- [Exercise goal]: Copy out every line of the material below, word for word.

----------------------------------------

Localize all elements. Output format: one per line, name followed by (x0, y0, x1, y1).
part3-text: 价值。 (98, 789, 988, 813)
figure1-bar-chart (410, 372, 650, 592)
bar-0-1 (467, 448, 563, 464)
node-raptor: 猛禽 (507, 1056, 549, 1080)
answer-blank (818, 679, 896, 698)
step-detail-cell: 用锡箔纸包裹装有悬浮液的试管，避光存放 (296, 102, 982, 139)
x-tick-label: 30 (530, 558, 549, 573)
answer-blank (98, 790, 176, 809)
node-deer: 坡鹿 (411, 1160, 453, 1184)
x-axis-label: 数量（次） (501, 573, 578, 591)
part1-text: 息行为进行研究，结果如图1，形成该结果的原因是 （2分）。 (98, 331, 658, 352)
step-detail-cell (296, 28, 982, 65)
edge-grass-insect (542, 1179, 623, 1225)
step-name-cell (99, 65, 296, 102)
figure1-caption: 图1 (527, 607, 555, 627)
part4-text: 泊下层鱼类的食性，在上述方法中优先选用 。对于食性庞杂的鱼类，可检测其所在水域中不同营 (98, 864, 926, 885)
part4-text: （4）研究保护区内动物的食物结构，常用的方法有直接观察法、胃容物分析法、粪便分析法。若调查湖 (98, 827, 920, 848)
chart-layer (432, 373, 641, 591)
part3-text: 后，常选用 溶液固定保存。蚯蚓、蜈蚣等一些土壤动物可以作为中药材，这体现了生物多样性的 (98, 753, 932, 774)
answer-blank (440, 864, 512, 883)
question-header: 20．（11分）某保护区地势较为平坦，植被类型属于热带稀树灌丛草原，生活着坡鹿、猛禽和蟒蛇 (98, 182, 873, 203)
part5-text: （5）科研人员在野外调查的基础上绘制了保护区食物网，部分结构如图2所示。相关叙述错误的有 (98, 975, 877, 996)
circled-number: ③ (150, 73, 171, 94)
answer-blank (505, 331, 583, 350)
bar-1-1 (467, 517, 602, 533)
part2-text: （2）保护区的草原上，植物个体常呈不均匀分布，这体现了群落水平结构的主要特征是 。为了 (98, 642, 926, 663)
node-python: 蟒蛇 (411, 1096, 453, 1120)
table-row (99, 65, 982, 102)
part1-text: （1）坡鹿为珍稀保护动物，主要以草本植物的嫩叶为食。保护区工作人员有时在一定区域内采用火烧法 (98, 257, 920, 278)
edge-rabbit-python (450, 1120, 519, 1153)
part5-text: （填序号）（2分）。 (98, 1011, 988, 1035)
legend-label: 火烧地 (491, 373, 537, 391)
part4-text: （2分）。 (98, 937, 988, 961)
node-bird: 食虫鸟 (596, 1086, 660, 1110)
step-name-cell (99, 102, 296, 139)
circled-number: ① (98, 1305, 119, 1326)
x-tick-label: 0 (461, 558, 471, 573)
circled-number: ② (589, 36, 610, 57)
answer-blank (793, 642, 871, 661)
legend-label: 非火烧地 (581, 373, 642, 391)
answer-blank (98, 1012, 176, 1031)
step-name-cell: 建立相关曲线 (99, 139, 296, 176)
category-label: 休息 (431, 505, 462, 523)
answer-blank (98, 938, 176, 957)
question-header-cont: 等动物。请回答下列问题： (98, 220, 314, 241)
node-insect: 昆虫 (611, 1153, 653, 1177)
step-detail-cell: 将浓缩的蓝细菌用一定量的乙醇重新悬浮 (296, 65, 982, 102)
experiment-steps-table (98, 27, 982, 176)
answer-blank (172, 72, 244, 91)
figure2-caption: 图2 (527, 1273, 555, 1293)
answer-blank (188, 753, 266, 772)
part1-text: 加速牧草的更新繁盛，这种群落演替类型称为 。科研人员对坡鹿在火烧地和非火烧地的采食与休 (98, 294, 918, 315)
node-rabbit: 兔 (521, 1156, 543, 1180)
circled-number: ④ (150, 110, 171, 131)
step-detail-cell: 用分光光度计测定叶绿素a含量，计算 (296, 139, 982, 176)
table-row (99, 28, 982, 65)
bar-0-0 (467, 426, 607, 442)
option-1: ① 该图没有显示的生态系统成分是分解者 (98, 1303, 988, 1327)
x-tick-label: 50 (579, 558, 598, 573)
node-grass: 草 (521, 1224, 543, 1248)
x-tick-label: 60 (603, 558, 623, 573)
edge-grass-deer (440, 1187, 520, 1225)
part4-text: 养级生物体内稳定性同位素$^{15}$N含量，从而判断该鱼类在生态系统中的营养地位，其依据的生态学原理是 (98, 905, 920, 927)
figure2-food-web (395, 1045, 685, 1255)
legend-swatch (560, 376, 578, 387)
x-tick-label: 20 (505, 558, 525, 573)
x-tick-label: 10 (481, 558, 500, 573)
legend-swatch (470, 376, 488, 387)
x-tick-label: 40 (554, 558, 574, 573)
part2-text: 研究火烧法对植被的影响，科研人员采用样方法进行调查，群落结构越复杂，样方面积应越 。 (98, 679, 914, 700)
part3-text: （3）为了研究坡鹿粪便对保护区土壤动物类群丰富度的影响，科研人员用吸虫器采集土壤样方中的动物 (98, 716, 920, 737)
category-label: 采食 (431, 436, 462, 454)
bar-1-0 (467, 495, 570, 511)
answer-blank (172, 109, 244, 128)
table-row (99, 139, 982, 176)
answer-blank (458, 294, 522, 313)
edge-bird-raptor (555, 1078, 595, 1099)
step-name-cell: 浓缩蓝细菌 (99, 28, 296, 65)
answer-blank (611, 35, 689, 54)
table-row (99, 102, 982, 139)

----------------------------------------

- [Solution for this problem]:
Localize all elements. Output format: one per line, name followed by (x0, y0, x1, y1).
part3-text: 价值。 (98, 789, 988, 813)
figure1-bar-chart (410, 372, 650, 592)
bar-0-1 (467, 448, 563, 464)
node-raptor: 猛禽 (507, 1056, 549, 1080)
answer-blank (818, 679, 896, 698)
step-detail-cell: 用锡箔纸包裹装有悬浮液的试管，避光存放 (296, 102, 982, 139)
x-tick-label: 30 (530, 558, 549, 573)
answer-blank (98, 790, 176, 809)
node-deer: 坡鹿 (411, 1160, 453, 1184)
x-axis-label: 数量（次） (501, 573, 578, 591)
part1-text: 息行为进行研究，结果如图1，形成该结果的原因是 （2分）。 (98, 331, 658, 352)
step-detail-cell (296, 28, 982, 65)
edge-grass-insect (542, 1179, 623, 1225)
step-name-cell (99, 65, 296, 102)
figure1-caption: 图1 (527, 607, 555, 627)
part4-text: 泊下层鱼类的食性，在上述方法中优先选用 。对于食性庞杂的鱼类，可检测其所在水域中不同营 (98, 864, 926, 885)
part4-text: （4）研究保护区内动物的食物结构，常用的方法有直接观察法、胃容物分析法、粪便分析法。若调查湖 (98, 827, 920, 848)
chart-layer (432, 373, 641, 591)
part3-text: 后，常选用 溶液固定保存。蚯蚓、蜈蚣等一些土壤动物可以作为中药材，这体现了生物多样性的 (98, 753, 932, 774)
answer-blank (440, 864, 512, 883)
question-header: 20．（11分）某保护区地势较为平坦，植被类型属于热带稀树灌丛草原，生活着坡鹿、猛禽和蟒蛇 (98, 182, 873, 203)
part5-text: （5）科研人员在野外调查的基础上绘制了保护区食物网，部分结构如图2所示。相关叙述错误的有 (98, 975, 877, 996)
circled-number: ③ (150, 73, 171, 94)
answer-blank (505, 331, 583, 350)
bar-1-1 (467, 517, 602, 533)
part2-text: （2）保护区的草原上，植物个体常呈不均匀分布，这体现了群落水平结构的主要特征是 。为了 (98, 642, 926, 663)
node-python: 蟒蛇 (411, 1096, 453, 1120)
table-row (99, 65, 982, 102)
part1-text: （1）坡鹿为珍稀保护动物，主要以草本植物的嫩叶为食。保护区工作人员有时在一定区域内采用火烧法 (98, 257, 920, 278)
edge-rabbit-python (450, 1120, 519, 1153)
part5-text: （填序号）（2分）。 (98, 1011, 988, 1035)
legend-label: 火烧地 (491, 373, 537, 391)
part4-text: （2分）。 (98, 937, 988, 961)
node-bird: 食虫鸟 (596, 1086, 660, 1110)
step-name-cell (99, 102, 296, 139)
circled-number: ① (98, 1305, 119, 1326)
x-tick-label: 0 (461, 558, 471, 573)
circled-number: ② (589, 36, 610, 57)
answer-blank (793, 642, 871, 661)
legend-label: 非火烧地 (581, 373, 642, 391)
answer-blank (98, 1012, 176, 1031)
step-name-cell: 建立相关曲线 (99, 139, 296, 176)
category-label: 休息 (431, 505, 462, 523)
answer-blank (98, 938, 176, 957)
question-header-cont: 等动物。请回答下列问题： (98, 220, 314, 241)
node-insect: 昆虫 (611, 1153, 653, 1177)
step-detail-cell: 将浓缩的蓝细菌用一定量的乙醇重新悬浮 (296, 65, 982, 102)
experiment-steps-table (98, 27, 982, 176)
answer-blank (172, 72, 244, 91)
figure2-caption: 图2 (527, 1273, 555, 1293)
answer-blank (188, 753, 266, 772)
part1-text: 加速牧草的更新繁盛，这种群落演替类型称为 。科研人员对坡鹿在火烧地和非火烧地的采食与休 (98, 294, 918, 315)
node-rabbit: 兔 (521, 1156, 543, 1180)
circled-number: ④ (150, 110, 171, 131)
step-detail-cell: 用分光光度计测定叶绿素a含量，计算 (296, 139, 982, 176)
table-row (99, 28, 982, 65)
bar-0-0 (467, 426, 607, 442)
option-1: ① 该图没有显示的生态系统成分是分解者 (98, 1303, 988, 1327)
x-tick-label: 50 (579, 558, 598, 573)
node-grass: 草 (521, 1224, 543, 1248)
x-tick-label: 60 (603, 558, 623, 573)
edge-grass-deer (440, 1187, 520, 1225)
part4-text: 养级生物体内稳定性同位素$^{15}$N含量，从而判断该鱼类在生态系统中的营养地位，其依据的生态学原理是 (98, 905, 920, 927)
figure2-food-web (395, 1045, 685, 1255)
legend-swatch (560, 376, 578, 387)
x-tick-label: 20 (505, 558, 525, 573)
x-tick-label: 10 (481, 558, 500, 573)
legend-swatch (470, 376, 488, 387)
x-tick-label: 40 (554, 558, 574, 573)
part2-text: 研究火烧法对植被的影响，科研人员采用样方法进行调查，群落结构越复杂，样方面积应越 。 (98, 679, 914, 700)
part3-text: （3）为了研究坡鹿粪便对保护区土壤动物类群丰富度的影响，科研人员用吸虫器采集土壤样方中的动物 (98, 716, 920, 737)
category-label: 采食 (431, 436, 462, 454)
bar-1-0 (467, 495, 570, 511)
answer-blank (172, 109, 244, 128)
table-row (99, 139, 982, 176)
answer-blank (458, 294, 522, 313)
edge-bird-raptor (555, 1078, 595, 1099)
step-name-cell: 浓缩蓝细菌 (99, 28, 296, 65)
answer-blank (611, 35, 689, 54)
table-row (99, 102, 982, 139)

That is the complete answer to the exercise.